━━━ ENTRIES SUPPLIED

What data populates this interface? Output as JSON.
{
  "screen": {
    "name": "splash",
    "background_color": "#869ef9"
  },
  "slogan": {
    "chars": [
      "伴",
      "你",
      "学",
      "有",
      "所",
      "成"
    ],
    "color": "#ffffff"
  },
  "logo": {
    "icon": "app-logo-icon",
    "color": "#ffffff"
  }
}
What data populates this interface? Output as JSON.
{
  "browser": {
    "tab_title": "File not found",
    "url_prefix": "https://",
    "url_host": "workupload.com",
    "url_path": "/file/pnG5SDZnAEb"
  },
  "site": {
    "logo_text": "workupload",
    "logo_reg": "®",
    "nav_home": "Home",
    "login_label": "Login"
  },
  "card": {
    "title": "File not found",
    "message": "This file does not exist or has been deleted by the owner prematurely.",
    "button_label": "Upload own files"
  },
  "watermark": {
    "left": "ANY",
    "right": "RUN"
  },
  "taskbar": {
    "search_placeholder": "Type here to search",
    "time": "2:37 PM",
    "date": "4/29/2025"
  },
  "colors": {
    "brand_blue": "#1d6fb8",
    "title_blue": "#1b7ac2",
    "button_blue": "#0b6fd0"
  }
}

━━━━━━

**EXERCISE TASK**
Print the entries exactly. Include every one.

**FULL ANSWER**
What data populates this interface? Output as JSON.
{
  "screen": {
    "name": "splash",
    "background_color": "#869ef9"
  },
  "slogan": {
    "chars": [
      "伴",
      "你",
      "学",
      "有",
      "所",
      "成"
    ],
    "color": "#ffffff"
  },
  "logo": {
    "icon": "app-logo-icon",
    "color": "#ffffff"
  }
}
What data populates this interface? Output as JSON.
{
  "browser": {
    "tab_title": "File not found",
    "url_prefix": "https://",
    "url_host": "workupload.com",
    "url_path": "/file/pnG5SDZnAEb"
  },
  "site": {
    "logo_text": "workupload",
    "logo_reg": "®",
    "nav_home": "Home",
    "login_label": "Login"
  },
  "card": {
    "title": "File not found",
    "message": "This file does not exist or has been deleted by the owner prematurely.",
    "button_label": "Upload own files"
  },
  "watermark": {
    "left": "ANY",
    "right": "RUN"
  },
  "taskbar": {
    "search_placeholder": "Type here to search",
    "time": "2:37 PM",
    "date": "4/29/2025"
  },
  "colors": {
    "brand_blue": "#1d6fb8",
    "title_blue": "#1b7ac2",
    "button_blue": "#0b6fd0"
  }
}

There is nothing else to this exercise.